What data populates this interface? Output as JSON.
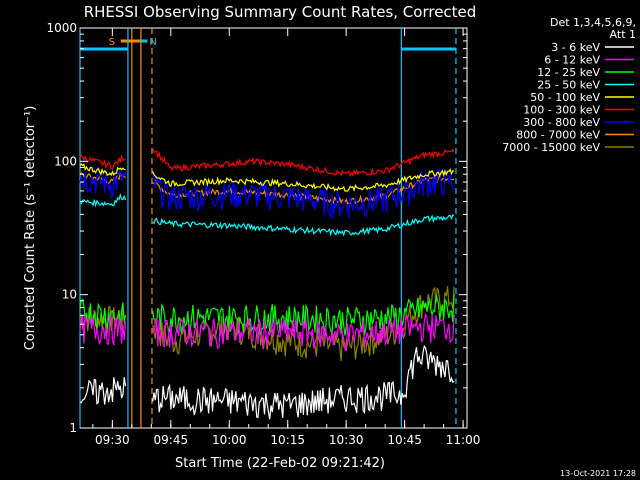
{
  "chart_data": {
    "type": "line",
    "title": "RHESSI Observing Summary Count Rates, Corrected",
    "xlabel": "Start Time (22-Feb-02 09:21:42)",
    "ylabel": "Corrected Count Rate (s⁻¹ detector⁻¹)",
    "y_scale": "log",
    "ylim": [
      1,
      1000
    ],
    "xlim": [
      "09:21:42",
      "11:01:00"
    ],
    "x_ticks": [
      "09:30",
      "09:45",
      "10:00",
      "10:15",
      "10:30",
      "10:45",
      "11:00"
    ],
    "y_ticks": [
      "1",
      "10",
      "100",
      "1000"
    ],
    "legend_header": [
      "Det 1,3,4,5,6,9,",
      "Att 1"
    ],
    "legend_position": "top-right",
    "footer_date": "13-Oct-2021 17:28",
    "flags": {
      "saa": {
        "label": "S",
        "start": "09:32:10",
        "end": "09:37:00",
        "color": "#ff8c00"
      },
      "night": {
        "label": "N",
        "start": "09:37:00",
        "end": "09:39:00",
        "color": "#00c8ff"
      }
    },
    "vertical_markers": [
      {
        "time": "09:21:42",
        "color": "#00c8ff",
        "style": "solid"
      },
      {
        "time": "09:34:00",
        "color": "#00c8ff",
        "style": "solid"
      },
      {
        "time": "09:35:00",
        "color": "#ff8c00",
        "style": "solid"
      },
      {
        "time": "09:37:20",
        "color": "#ff8c00",
        "style": "solid"
      },
      {
        "time": "09:40:10",
        "color": "#ff8c00",
        "style": "dashed"
      },
      {
        "time": "10:44:10",
        "color": "#00c8ff",
        "style": "solid"
      },
      {
        "time": "10:58:10",
        "color": "#00c8ff",
        "style": "dashed"
      }
    ],
    "series": [
      {
        "name": "3 - 6 keV",
        "color": "#ffffff",
        "points": [
          [
            "09:21:42",
            1.8
          ],
          [
            "09:33:00",
            2.0
          ],
          [
            "09:40:30",
            1.5
          ],
          [
            "09:41:00",
            1.7
          ],
          [
            "10:00:00",
            1.6
          ],
          [
            "10:15:00",
            1.5
          ],
          [
            "10:30:00",
            1.7
          ],
          [
            "10:44:00",
            1.8
          ],
          [
            "10:48:00",
            3.5
          ],
          [
            "10:58:00",
            2.8
          ]
        ]
      },
      {
        "name": "6 - 12 keV",
        "color": "#ff00ff",
        "points": [
          [
            "09:21:42",
            5.6
          ],
          [
            "09:33:00",
            5.5
          ],
          [
            "09:40:30",
            5.3
          ],
          [
            "10:00:00",
            5.3
          ],
          [
            "10:15:00",
            5.3
          ],
          [
            "10:30:00",
            5.0
          ],
          [
            "10:42:00",
            5.4
          ],
          [
            "10:50:00",
            5.8
          ],
          [
            "10:58:00",
            5.8
          ]
        ]
      },
      {
        "name": "12 - 25 keV",
        "color": "#00ff00",
        "points": [
          [
            "09:21:42",
            7.5
          ],
          [
            "09:33:00",
            7.0
          ],
          [
            "09:40:30",
            6.8
          ],
          [
            "10:00:00",
            6.8
          ],
          [
            "10:15:00",
            6.8
          ],
          [
            "10:30:00",
            6.5
          ],
          [
            "10:42:00",
            6.8
          ],
          [
            "10:50:00",
            8.0
          ],
          [
            "10:58:00",
            8.2
          ]
        ]
      },
      {
        "name": "25 - 50 keV",
        "color": "#00ffff",
        "points": [
          [
            "09:21:42",
            50
          ],
          [
            "09:30:00",
            48
          ],
          [
            "09:32:30",
            55
          ],
          [
            "09:40:30",
            36
          ],
          [
            "09:45:00",
            34
          ],
          [
            "10:00:00",
            33
          ],
          [
            "10:15:00",
            31
          ],
          [
            "10:30:00",
            29
          ],
          [
            "10:40:00",
            31
          ],
          [
            "10:50:00",
            37
          ],
          [
            "10:58:00",
            38
          ]
        ]
      },
      {
        "name": "50 - 100 keV",
        "color": "#ffff00",
        "points": [
          [
            "09:21:42",
            92
          ],
          [
            "09:30:00",
            80
          ],
          [
            "09:32:30",
            92
          ],
          [
            "09:40:30",
            80
          ],
          [
            "09:45:00",
            68
          ],
          [
            "10:00:00",
            72
          ],
          [
            "10:15:00",
            68
          ],
          [
            "10:30:00",
            62
          ],
          [
            "10:40:00",
            66
          ],
          [
            "10:50:00",
            80
          ],
          [
            "10:58:00",
            84
          ]
        ]
      },
      {
        "name": "100 - 300 keV",
        "color": "#ff0000",
        "points": [
          [
            "09:21:42",
            108
          ],
          [
            "09:30:00",
            92
          ],
          [
            "09:32:30",
            105
          ],
          [
            "09:40:30",
            125
          ],
          [
            "09:45:00",
            88
          ],
          [
            "10:00:00",
            96
          ],
          [
            "10:06:00",
            100
          ],
          [
            "10:15:00",
            95
          ],
          [
            "10:30:00",
            80
          ],
          [
            "10:40:00",
            85
          ],
          [
            "10:50:00",
            112
          ],
          [
            "10:58:00",
            118
          ]
        ]
      },
      {
        "name": "300 - 800 keV",
        "color": "#0000ff",
        "points": [
          [
            "09:21:42",
            78
          ],
          [
            "09:30:00",
            68
          ],
          [
            "09:32:30",
            76
          ],
          [
            "09:40:30",
            68
          ],
          [
            "09:45:00",
            54
          ],
          [
            "10:00:00",
            58
          ],
          [
            "10:15:00",
            55
          ],
          [
            "10:30:00",
            48
          ],
          [
            "10:40:00",
            52
          ],
          [
            "10:50:00",
            70
          ],
          [
            "10:58:00",
            72
          ]
        ]
      },
      {
        "name": "800 - 7000 keV",
        "color": "#ff8c00",
        "points": [
          [
            "09:21:42",
            80
          ],
          [
            "09:30:00",
            70
          ],
          [
            "09:32:30",
            80
          ],
          [
            "09:40:30",
            70
          ],
          [
            "09:45:00",
            56
          ],
          [
            "10:00:00",
            60
          ],
          [
            "10:15:00",
            56
          ],
          [
            "10:30:00",
            50
          ],
          [
            "10:40:00",
            55
          ],
          [
            "10:50:00",
            72
          ],
          [
            "10:58:00",
            76
          ]
        ]
      },
      {
        "name": "7000 - 15000 keV",
        "color": "#8b8000",
        "points": [
          [
            "09:21:42",
            6.8
          ],
          [
            "09:33:00",
            6.5
          ],
          [
            "09:40:30",
            5.8
          ],
          [
            "09:45:00",
            4.5
          ],
          [
            "10:00:00",
            5.8
          ],
          [
            "10:15:00",
            4.5
          ],
          [
            "10:30:00",
            4.0
          ],
          [
            "10:42:00",
            5.2
          ],
          [
            "10:50:00",
            9.0
          ],
          [
            "10:58:00",
            9.5
          ]
        ]
      }
    ]
  }
}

Task to complete:
Without the pictures, extract every entry verbatim.

Solved exercise:
What data populates this interface? Output as JSON.
{
  "chart_data": {
    "type": "line",
    "title": "RHESSI Observing Summary Count Rates, Corrected",
    "xlabel": "Start Time (22-Feb-02 09:21:42)",
    "ylabel": "Corrected Count Rate (s⁻¹ detector⁻¹)",
    "y_scale": "log",
    "ylim": [
      1,
      1000
    ],
    "xlim": [
      "09:21:42",
      "11:01:00"
    ],
    "x_ticks": [
      "09:30",
      "09:45",
      "10:00",
      "10:15",
      "10:30",
      "10:45",
      "11:00"
    ],
    "y_ticks": [
      "1",
      "10",
      "100",
      "1000"
    ],
    "legend_header": [
      "Det 1,3,4,5,6,9,",
      "Att 1"
    ],
    "legend_position": "top-right",
    "footer_date": "13-Oct-2021 17:28",
    "flags": {
      "saa": {
        "label": "S",
        "start": "09:32:10",
        "end": "09:37:00",
        "color": "#ff8c00"
      },
      "night": {
        "label": "N",
        "start": "09:37:00",
        "end": "09:39:00",
        "color": "#00c8ff"
      }
    },
    "vertical_markers": [
      {
        "time": "09:21:42",
        "color": "#00c8ff",
        "style": "solid"
      },
      {
        "time": "09:34:00",
        "color": "#00c8ff",
        "style": "solid"
      },
      {
        "time": "09:35:00",
        "color": "#ff8c00",
        "style": "solid"
      },
      {
        "time": "09:37:20",
        "color": "#ff8c00",
        "style": "solid"
      },
      {
        "time": "09:40:10",
        "color": "#ff8c00",
        "style": "dashed"
      },
      {
        "time": "10:44:10",
        "color": "#00c8ff",
        "style": "solid"
      },
      {
        "time": "10:58:10",
        "color": "#00c8ff",
        "style": "dashed"
      }
    ],
    "series": [
      {
        "name": "3 - 6 keV",
        "color": "#ffffff",
        "points": [
          [
            "09:21:42",
            1.8
          ],
          [
            "09:33:00",
            2.0
          ],
          [
            "09:40:30",
            1.5
          ],
          [
            "09:41:00",
            1.7
          ],
          [
            "10:00:00",
            1.6
          ],
          [
            "10:15:00",
            1.5
          ],
          [
            "10:30:00",
            1.7
          ],
          [
            "10:44:00",
            1.8
          ],
          [
            "10:48:00",
            3.5
          ],
          [
            "10:58:00",
            2.8
          ]
        ]
      },
      {
        "name": "6 - 12 keV",
        "color": "#ff00ff",
        "points": [
          [
            "09:21:42",
            5.6
          ],
          [
            "09:33:00",
            5.5
          ],
          [
            "09:40:30",
            5.3
          ],
          [
            "10:00:00",
            5.3
          ],
          [
            "10:15:00",
            5.3
          ],
          [
            "10:30:00",
            5.0
          ],
          [
            "10:42:00",
            5.4
          ],
          [
            "10:50:00",
            5.8
          ],
          [
            "10:58:00",
            5.8
          ]
        ]
      },
      {
        "name": "12 - 25 keV",
        "color": "#00ff00",
        "points": [
          [
            "09:21:42",
            7.5
          ],
          [
            "09:33:00",
            7.0
          ],
          [
            "09:40:30",
            6.8
          ],
          [
            "10:00:00",
            6.8
          ],
          [
            "10:15:00",
            6.8
          ],
          [
            "10:30:00",
            6.5
          ],
          [
            "10:42:00",
            6.8
          ],
          [
            "10:50:00",
            8.0
          ],
          [
            "10:58:00",
            8.2
          ]
        ]
      },
      {
        "name": "25 - 50 keV",
        "color": "#00ffff",
        "points": [
          [
            "09:21:42",
            50
          ],
          [
            "09:30:00",
            48
          ],
          [
            "09:32:30",
            55
          ],
          [
            "09:40:30",
            36
          ],
          [
            "09:45:00",
            34
          ],
          [
            "10:00:00",
            33
          ],
          [
            "10:15:00",
            31
          ],
          [
            "10:30:00",
            29
          ],
          [
            "10:40:00",
            31
          ],
          [
            "10:50:00",
            37
          ],
          [
            "10:58:00",
            38
          ]
        ]
      },
      {
        "name": "50 - 100 keV",
        "color": "#ffff00",
        "points": [
          [
            "09:21:42",
            92
          ],
          [
            "09:30:00",
            80
          ],
          [
            "09:32:30",
            92
          ],
          [
            "09:40:30",
            80
          ],
          [
            "09:45:00",
            68
          ],
          [
            "10:00:00",
            72
          ],
          [
            "10:15:00",
            68
          ],
          [
            "10:30:00",
            62
          ],
          [
            "10:40:00",
            66
          ],
          [
            "10:50:00",
            80
          ],
          [
            "10:58:00",
            84
          ]
        ]
      },
      {
        "name": "100 - 300 keV",
        "color": "#ff0000",
        "points": [
          [
            "09:21:42",
            108
          ],
          [
            "09:30:00",
            92
          ],
          [
            "09:32:30",
            105
          ],
          [
            "09:40:30",
            125
          ],
          [
            "09:45:00",
            88
          ],
          [
            "10:00:00",
            96
          ],
          [
            "10:06:00",
            100
          ],
          [
            "10:15:00",
            95
          ],
          [
            "10:30:00",
            80
          ],
          [
            "10:40:00",
            85
          ],
          [
            "10:50:00",
            112
          ],
          [
            "10:58:00",
            118
          ]
        ]
      },
      {
        "name": "300 - 800 keV",
        "color": "#0000ff",
        "points": [
          [
            "09:21:42",
            78
          ],
          [
            "09:30:00",
            68
          ],
          [
            "09:32:30",
            76
          ],
          [
            "09:40:30",
            68
          ],
          [
            "09:45:00",
            54
          ],
          [
            "10:00:00",
            58
          ],
          [
            "10:15:00",
            55
          ],
          [
            "10:30:00",
            48
          ],
          [
            "10:40:00",
            52
          ],
          [
            "10:50:00",
            70
          ],
          [
            "10:58:00",
            72
          ]
        ]
      },
      {
        "name": "800 - 7000 keV",
        "color": "#ff8c00",
        "points": [
          [
            "09:21:42",
            80
          ],
          [
            "09:30:00",
            70
          ],
          [
            "09:32:30",
            80
          ],
          [
            "09:40:30",
            70
          ],
          [
            "09:45:00",
            56
          ],
          [
            "10:00:00",
            60
          ],
          [
            "10:15:00",
            56
          ],
          [
            "10:30:00",
            50
          ],
          [
            "10:40:00",
            55
          ],
          [
            "10:50:00",
            72
          ],
          [
            "10:58:00",
            76
          ]
        ]
      },
      {
        "name": "7000 - 15000 keV",
        "color": "#8b8000",
        "points": [
          [
            "09:21:42",
            6.8
          ],
          [
            "09:33:00",
            6.5
          ],
          [
            "09:40:30",
            5.8
          ],
          [
            "09:45:00",
            4.5
          ],
          [
            "10:00:00",
            5.8
          ],
          [
            "10:15:00",
            4.5
          ],
          [
            "10:30:00",
            4.0
          ],
          [
            "10:42:00",
            5.2
          ],
          [
            "10:50:00",
            9.0
          ],
          [
            "10:58:00",
            9.5
          ]
        ]
      }
    ]
  }
}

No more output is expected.